Excerpt from a dataset:
##########
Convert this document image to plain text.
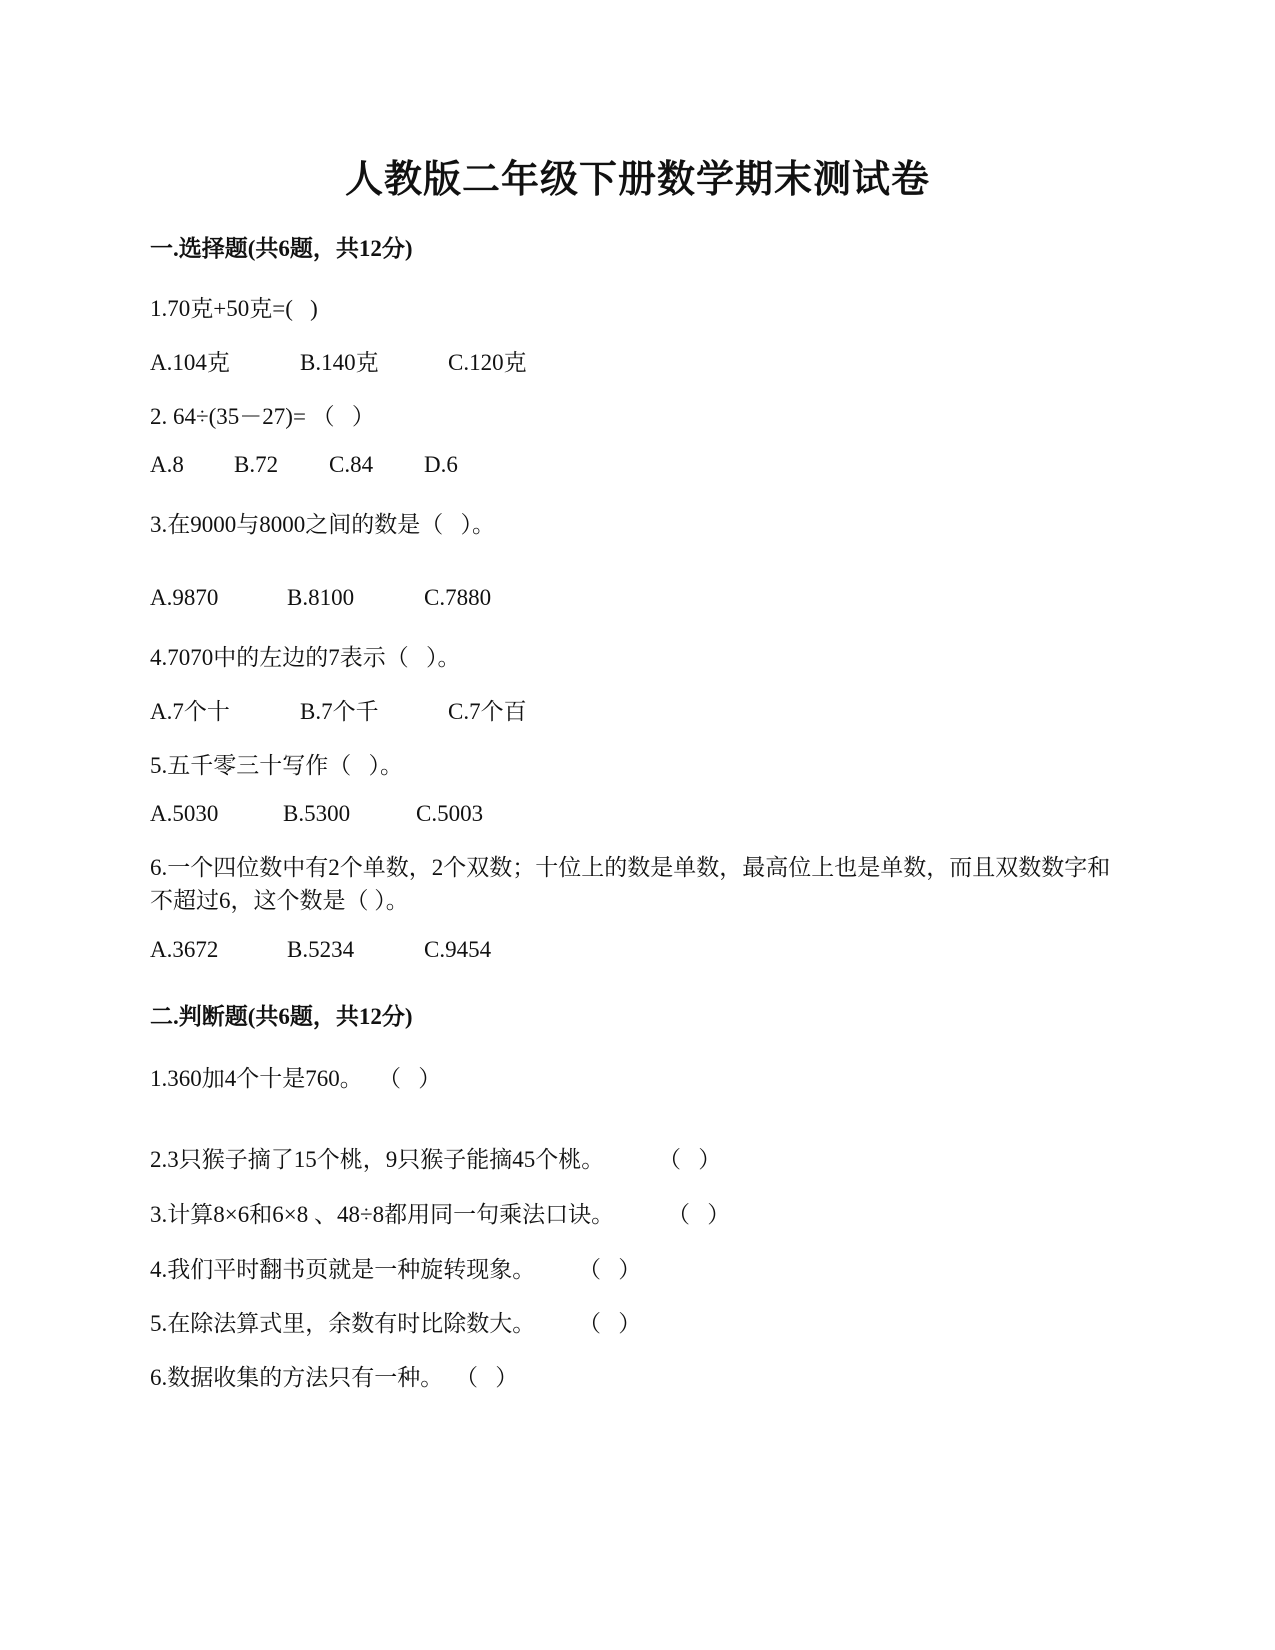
人教版二年级下册数学期末测试卷
一.选择题(共6题，共12分)
1.70克+50克=(   )
A.104克	B.140克	C.120克
2. 64÷(35－27)= （   ）
A.8 B.72 C.84 D.6
3.在9000与8000之间的数是（   ）。
A.9870	B.8100	C.7880
4.7070中的左边的7表示（   ）。
A.7个十	B.7个千	C.7个百
5.五千零三十写作（   ）。
A.5030	B.5300	C.5003
6.一个四位数中有2个单数，2个双数；十位上的数是单数，最高位上也是单数，而且双数数字和不超过6，这个数是（ ）。
A.3672	B.5234	C.9454
二.判断题(共6题，共12分)
1.360加4个十是760。 （   ）
2.3只猴子摘了15个桃，9只猴子能摘45个桃。 （   ）
3.计算8×6和6×8 、48÷8都用同一句乘法口诀。 （   ）
4.我们平时翻书页就是一种旋转现象。 （   ）
5.在除法算式里，余数有时比除数大。 （   ）
6.数据收集的方法只有一种。 （   ）
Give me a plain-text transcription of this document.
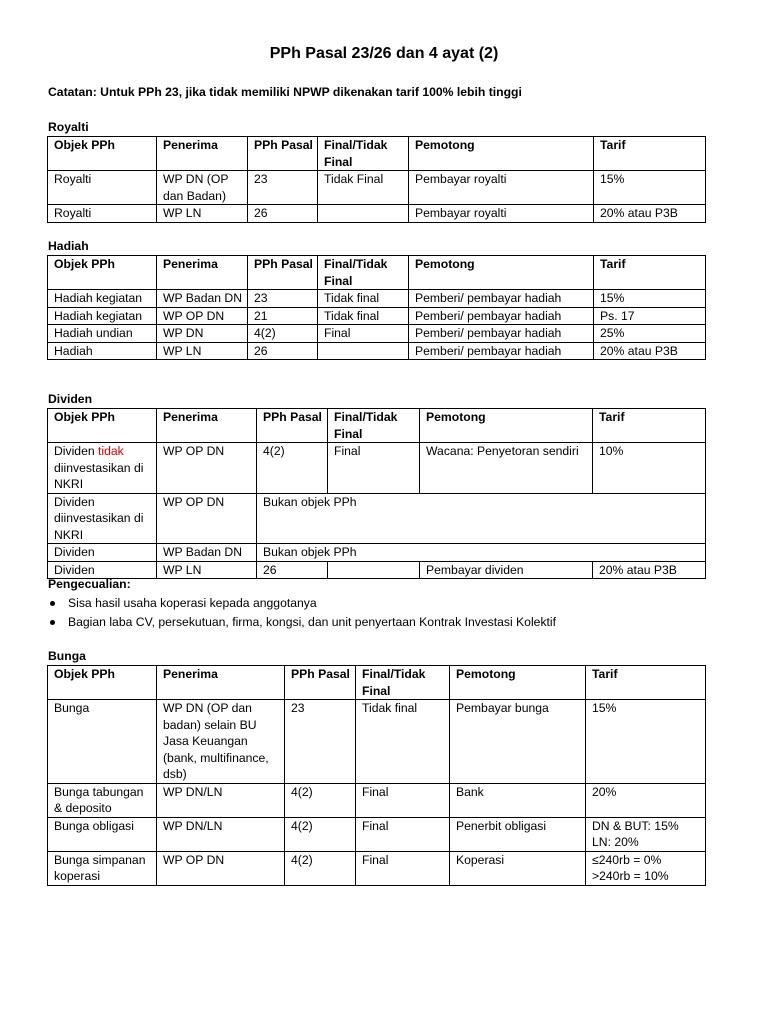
PPh Pasal 23/26 dan 4 ayat (2)
Catatan: Untuk PPh 23, jika tidak memiliki NPWP dikenakan tarif 100% lebih tinggi
Royalti
Objek PPh	Penerima	PPh Pasal	Final/Tidak Final	Pemotong	Tarif
Royalti	WP DN (OP dan Badan)	23	Tidak Final	Pembayar royalti	15%
Royalti	WP LN	26		Pembayar royalti	20% atau P3B
Hadiah
Objek PPh	Penerima	PPh Pasal	Final/Tidak Final	Pemotong	Tarif
Hadiah kegiatan	WP Badan DN	23	Tidak final	Pemberi/ pembayar hadiah	15%
Hadiah kegiatan	WP OP DN	21	Tidak final	Pemberi/ pembayar hadiah	Ps. 17
Hadiah undian	WP DN	4(2)	Final	Pemberi/ pembayar hadiah	25%
Hadiah	WP LN	26		Pemberi/ pembayar hadiah	20% atau P3B
Dividen
Objek PPh	Penerima	PPh Pasal	Final/Tidak Final	Pemotong	Tarif
Dividen tidak diinvestasikan di NKRI	WP OP DN	4(2)	Final	Wacana: Penyetoran sendiri	10%
Dividen diinvestasikan di NKRI	WP OP DN	Bukan objek PPh			
Dividen	WP Badan DN	Bukan objek PPh			
Dividen	WP LN	26		Pembayar dividen	20% atau P3B
Pengecualian:
Sisa hasil usaha koperasi kepada anggotanya
Bagian laba CV, persekutuan, firma, kongsi, dan unit penyertaan Kontrak Investasi Kolektif
Bunga
Objek PPh	Penerima	PPh Pasal	Final/Tidak Final	Pemotong	Tarif
Bunga	WP DN (OP dan badan) selain BU Jasa Keuangan (bank, multifinance, dsb)	23	Tidak final	Pembayar bunga	15%

Bunga tabungan & deposito	WP DN/LN	4(2)	Final	Bank	20%

Bunga obligasi	WP DN/LN	4(2)	Final	Penerbit obligasi	DN & BUT: 15%
LN: 20%

Bunga simpanan koperasi	WP OP DN	4(2)	Final	Koperasi	≤240rb = 0%
>240rb = 10%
##########
→ REQUIREMENT
Take the listing above and print it exactly, apart from the pictures.

→ RESULT FOR THIS EXERCISE
Convert this document image to plain text.
人教版二年级下册数学期末测试卷
一.选择题(共6题，共12分)
1.70克+50克=(   )
A.104克	B.140克	C.120克
2. 64÷(35－27)= （   ）
A.8 B.72 C.84 D.6
3.在9000与8000之间的数是（   ）。
A.9870	B.8100	C.7880
4.7070中的左边的7表示（   ）。
A.7个十	B.7个千	C.7个百
5.五千零三十写作（   ）。
A.5030	B.5300	C.5003
6.一个四位数中有2个单数，2个双数；十位上的数是单数，最高位上也是单数，而且双数数字和不超过6，这个数是（ ）。
A.3672	B.5234	C.9454
二.判断题(共6题，共12分)
1.360加4个十是760。 （   ）
2.3只猴子摘了15个桃，9只猴子能摘45个桃。 （   ）
3.计算8×6和6×8 、48÷8都用同一句乘法口诀。 （   ）
4.我们平时翻书页就是一种旋转现象。 （   ）
5.在除法算式里，余数有时比除数大。 （   ）
6.数据收集的方法只有一种。 （   ）
Give me a plain-text transcription of this document.
PPh Pasal 23/26 dan 4 ayat (2)
Catatan: Untuk PPh 23, jika tidak memiliki NPWP dikenakan tarif 100% lebih tinggi
Royalti
Objek PPh	Penerima	PPh Pasal	Final/Tidak Final	Pemotong	Tarif
Royalti	WP DN (OP dan Badan)	23	Tidak Final	Pembayar royalti	15%
Royalti	WP LN	26		Pembayar royalti	20% atau P3B
Hadiah
Objek PPh	Penerima	PPh Pasal	Final/Tidak Final	Pemotong	Tarif
Hadiah kegiatan	WP Badan DN	23	Tidak final	Pemberi/ pembayar hadiah	15%
Hadiah kegiatan	WP OP DN	21	Tidak final	Pemberi/ pembayar hadiah	Ps. 17
Hadiah undian	WP DN	4(2)	Final	Pemberi/ pembayar hadiah	25%
Hadiah	WP LN	26		Pemberi/ pembayar hadiah	20% atau P3B
Dividen
Objek PPh	Penerima	PPh Pasal	Final/Tidak Final	Pemotong	Tarif
Dividen tidak diinvestasikan di NKRI	WP OP DN	4(2)	Final	Wacana: Penyetoran sendiri	10%
Dividen diinvestasikan di NKRI	WP OP DN	Bukan objek PPh			
Dividen	WP Badan DN	Bukan objek PPh			
Dividen	WP LN	26		Pembayar dividen	20% atau P3B
Pengecualian:
Sisa hasil usaha koperasi kepada anggotanya
Bagian laba CV, persekutuan, firma, kongsi, dan unit penyertaan Kontrak Investasi Kolektif
Bunga
Objek PPh	Penerima	PPh Pasal	Final/Tidak Final	Pemotong	Tarif
Bunga	WP DN (OP dan badan) selain BU Jasa Keuangan (bank, multifinance, dsb)	23	Tidak final	Pembayar bunga	15%

Bunga tabungan & deposito	WP DN/LN	4(2)	Final	Bank	20%

Bunga obligasi	WP DN/LN	4(2)	Final	Penerbit obligasi	DN & BUT: 15%
LN: 20%

Bunga simpanan koperasi	WP OP DN	4(2)	Final	Koperasi	≤240rb = 0%
>240rb = 10%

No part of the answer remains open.